§ **DESCRIPTION OF THE TASK**
Copy out each line featuring the string "text" from the entries beneath.

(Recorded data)
-----
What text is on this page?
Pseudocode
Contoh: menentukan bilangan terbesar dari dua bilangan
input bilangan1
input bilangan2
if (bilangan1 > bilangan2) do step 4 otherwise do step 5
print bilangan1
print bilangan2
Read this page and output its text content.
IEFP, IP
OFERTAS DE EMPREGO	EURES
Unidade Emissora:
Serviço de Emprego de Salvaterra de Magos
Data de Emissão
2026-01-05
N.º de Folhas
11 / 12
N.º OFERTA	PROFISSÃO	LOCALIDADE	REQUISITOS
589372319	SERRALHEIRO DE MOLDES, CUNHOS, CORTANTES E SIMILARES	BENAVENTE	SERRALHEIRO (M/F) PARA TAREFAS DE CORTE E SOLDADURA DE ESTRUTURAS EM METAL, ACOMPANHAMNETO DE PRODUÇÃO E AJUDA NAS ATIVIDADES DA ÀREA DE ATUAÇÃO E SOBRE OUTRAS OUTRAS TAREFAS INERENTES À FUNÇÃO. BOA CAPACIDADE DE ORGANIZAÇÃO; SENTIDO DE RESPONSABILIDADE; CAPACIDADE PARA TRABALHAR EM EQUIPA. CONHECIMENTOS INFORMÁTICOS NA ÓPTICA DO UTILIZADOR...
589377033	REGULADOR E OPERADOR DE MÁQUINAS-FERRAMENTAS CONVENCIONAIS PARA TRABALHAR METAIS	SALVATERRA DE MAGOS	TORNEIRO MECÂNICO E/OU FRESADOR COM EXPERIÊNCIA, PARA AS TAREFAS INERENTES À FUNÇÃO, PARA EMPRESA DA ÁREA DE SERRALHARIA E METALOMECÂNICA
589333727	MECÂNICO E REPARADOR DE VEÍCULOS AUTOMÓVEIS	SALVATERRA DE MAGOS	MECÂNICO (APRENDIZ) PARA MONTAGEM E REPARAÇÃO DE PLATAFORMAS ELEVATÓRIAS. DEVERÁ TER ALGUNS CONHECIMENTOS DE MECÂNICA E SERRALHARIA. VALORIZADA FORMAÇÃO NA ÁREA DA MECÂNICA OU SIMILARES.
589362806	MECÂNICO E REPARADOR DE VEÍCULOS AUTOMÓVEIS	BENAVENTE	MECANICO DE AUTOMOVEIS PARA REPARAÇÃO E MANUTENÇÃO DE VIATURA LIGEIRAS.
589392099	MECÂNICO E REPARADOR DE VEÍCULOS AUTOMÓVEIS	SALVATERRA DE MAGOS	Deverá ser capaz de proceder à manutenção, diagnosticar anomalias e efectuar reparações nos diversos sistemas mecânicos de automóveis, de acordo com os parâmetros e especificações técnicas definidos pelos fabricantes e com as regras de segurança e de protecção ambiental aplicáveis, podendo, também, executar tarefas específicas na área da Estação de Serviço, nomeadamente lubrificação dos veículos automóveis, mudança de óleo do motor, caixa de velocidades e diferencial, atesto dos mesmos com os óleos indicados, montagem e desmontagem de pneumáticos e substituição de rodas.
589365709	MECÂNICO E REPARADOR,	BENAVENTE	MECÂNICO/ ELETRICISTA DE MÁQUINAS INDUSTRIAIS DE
-----
§ **CORRECT OUTPUT**
What text is on this page?
Read this page and output its text content.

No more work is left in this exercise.